[Structured figure records]
┄┄┄┄┄┄┄┄┄┄
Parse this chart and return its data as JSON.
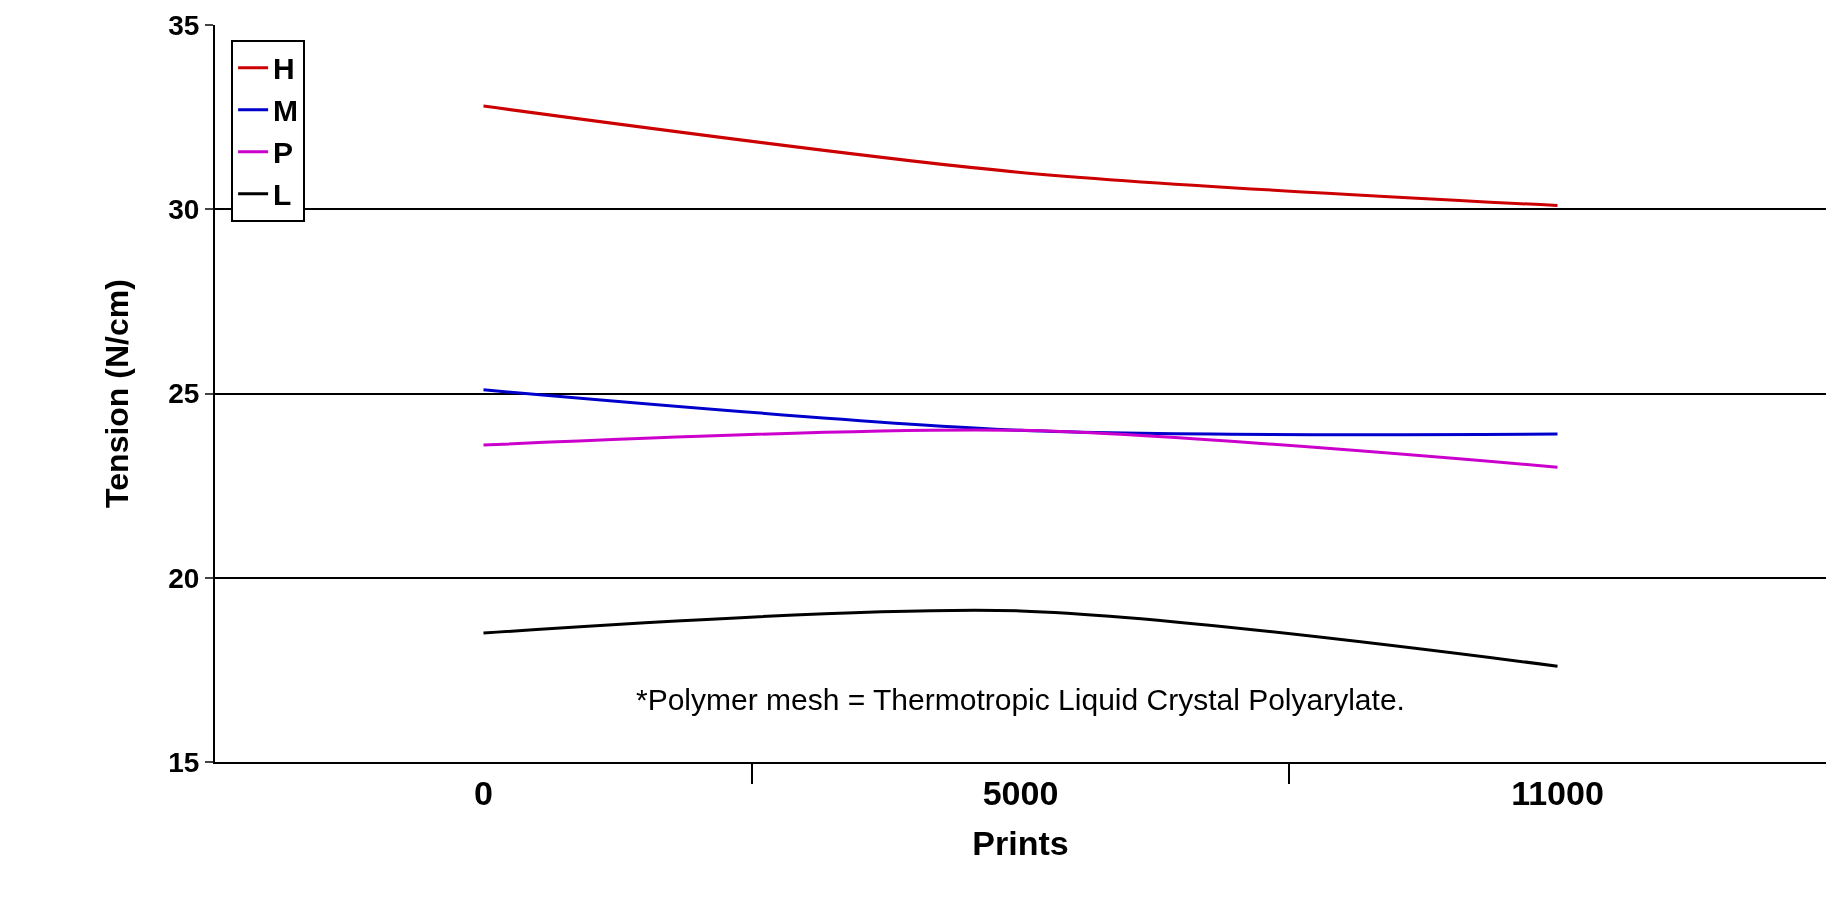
{
  "chart_data": {
    "type": "line",
    "xlabel": "Prints",
    "ylabel": "Tension (N/cm)",
    "categories": [
      "0",
      "5000",
      "11000"
    ],
    "series": [
      {
        "name": "H",
        "color": "#cc0000",
        "values": [
          32.8,
          31.0,
          30.1
        ]
      },
      {
        "name": "M",
        "color": "#0000cc",
        "values": [
          25.1,
          24.0,
          23.9
        ]
      },
      {
        "name": "P",
        "color": "#cc00cc",
        "values": [
          23.6,
          24.0,
          23.0
        ]
      },
      {
        "name": "L",
        "color": "#000000",
        "values": [
          18.5,
          19.1,
          17.6
        ]
      }
    ],
    "ylim": [
      15,
      35
    ],
    "yticks": [
      15,
      20,
      25,
      30,
      35
    ],
    "grid": "y",
    "legend": "top left",
    "marker": "none",
    "line_style": "solid",
    "annotations": [
      "*Polymer mesh = Thermotropic Liquid Crystal Polyarylate."
    ]
  }
}
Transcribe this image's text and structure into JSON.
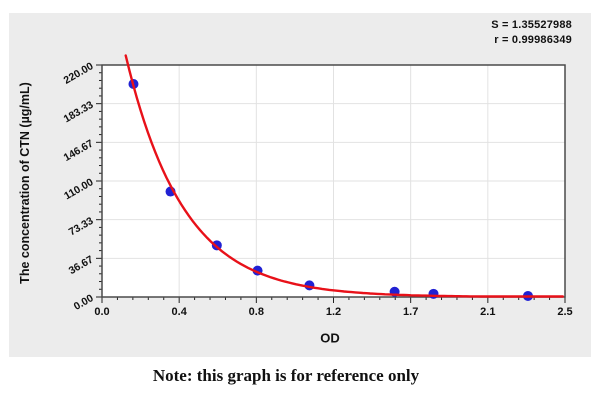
{
  "stats": {
    "line1": "S = 1.35527988",
    "line2": "r = 0.99986349"
  },
  "note": "Note: this graph is for reference only",
  "chart_data": {
    "type": "scatter",
    "title": "",
    "xlabel": "OD",
    "ylabel": "The concentration of CTN (µg/mL)",
    "xlim": [
      0,
      2.5
    ],
    "ylim": [
      0,
      220
    ],
    "grid": true,
    "legend": "none",
    "x_tick_labels": [
      "0.0",
      "0.4",
      "0.8",
      "1.2",
      "1.7",
      "2.1",
      "2.5"
    ],
    "y_tick_labels": [
      "0.00",
      "36.67",
      "73.33",
      "110.00",
      "146.67",
      "183.33",
      "220.00"
    ],
    "minor_ticks_per_interval": 4,
    "points": [
      {
        "od": 0.17,
        "concentration": 202
      },
      {
        "od": 0.37,
        "concentration": 100
      },
      {
        "od": 0.62,
        "concentration": 49
      },
      {
        "od": 0.84,
        "concentration": 25
      },
      {
        "od": 1.12,
        "concentration": 11
      },
      {
        "od": 1.58,
        "concentration": 5
      },
      {
        "od": 1.79,
        "concentration": 3
      },
      {
        "od": 2.3,
        "concentration": 1
      }
    ],
    "fit_curve": {
      "model": "C = A * exp(-k * OD)",
      "A": 345,
      "k": 3.2,
      "od_start": 0.128,
      "od_end": 2.5
    },
    "stats": {
      "S": "1.35527988",
      "r": "0.99986349"
    },
    "colors": {
      "curve_red": "#e81119",
      "point_blue": "#2121d3",
      "panel_bg": "#ececec",
      "plot_bg": "#ffffff",
      "grid": "#e2e2e2",
      "frame": "#4a4a4a",
      "tick": "#222222"
    }
  }
}
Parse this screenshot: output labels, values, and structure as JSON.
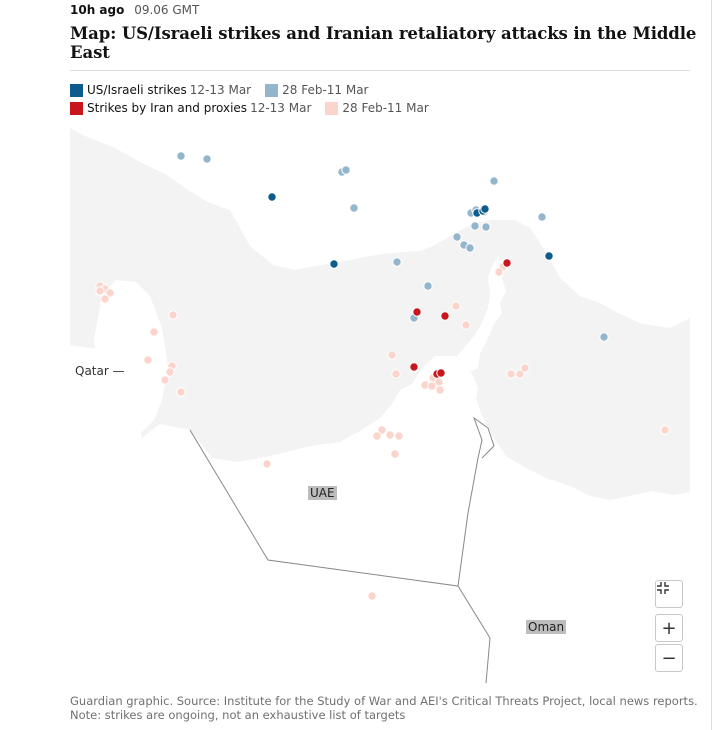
{
  "timestamp": {
    "relative": "10h ago",
    "time": "09.06 GMT"
  },
  "title": "Map: US/Israeli strikes and Iranian retaliatory attacks in the Middle East",
  "legend": {
    "us_israeli": {
      "label": "US/Israeli strikes",
      "recent": "12-13 Mar",
      "earlier": "28 Feb-11 Mar",
      "color_recent": "#0d5b8c",
      "color_earlier": "#94b6cd"
    },
    "iran": {
      "label": "Strikes by Iran and proxies",
      "recent": "12-13 Mar",
      "earlier": "28 Feb-11 Mar",
      "color_recent": "#c8161c",
      "color_earlier": "#fbd5cb"
    }
  },
  "labels": {
    "qatar": "Qatar",
    "uae": "UAE",
    "oman": "Oman"
  },
  "controls": {
    "fullscreen_icon": "fullscreen-exit-icon",
    "zoom_in": "+",
    "zoom_out": "−"
  },
  "footnote": "Guardian graphic. Source: Institute for the Study of War and AEI's Critical Threats Project, local news reports. Note: strikes are ongoing, not an exhaustive list of targets",
  "colors": {
    "land": "#ffffff",
    "sea": "#f3f3f3",
    "border": "#888888"
  }
}
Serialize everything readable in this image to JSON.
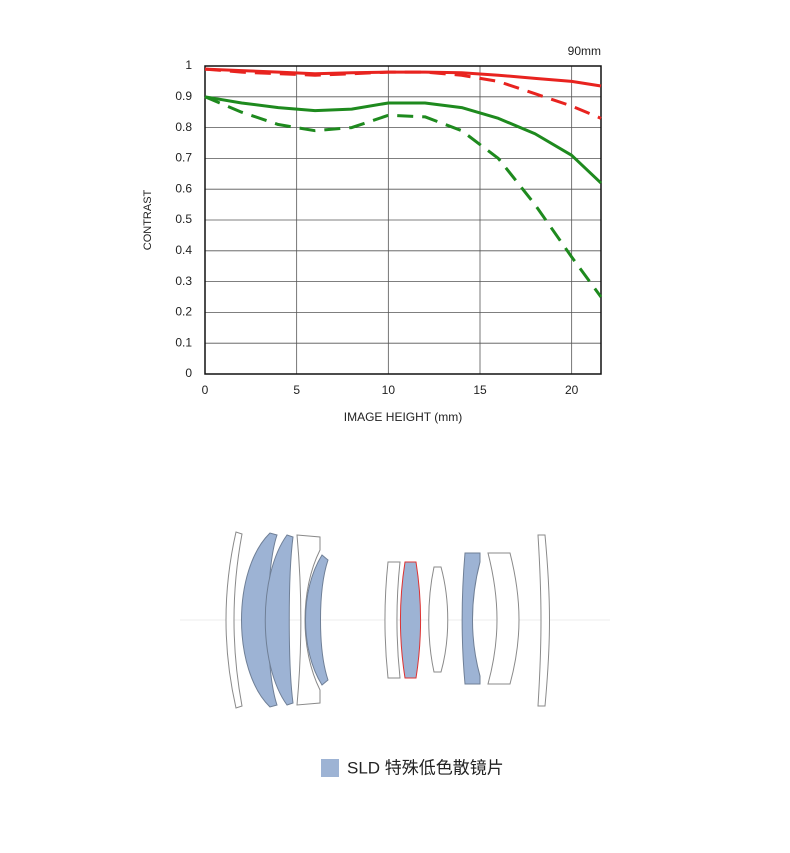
┄┄┄┄┄┄┄┄┄┄
> The problem: Ascertain the number of lines in the entries that include the word "image", and report only that number.

> Task solution: 2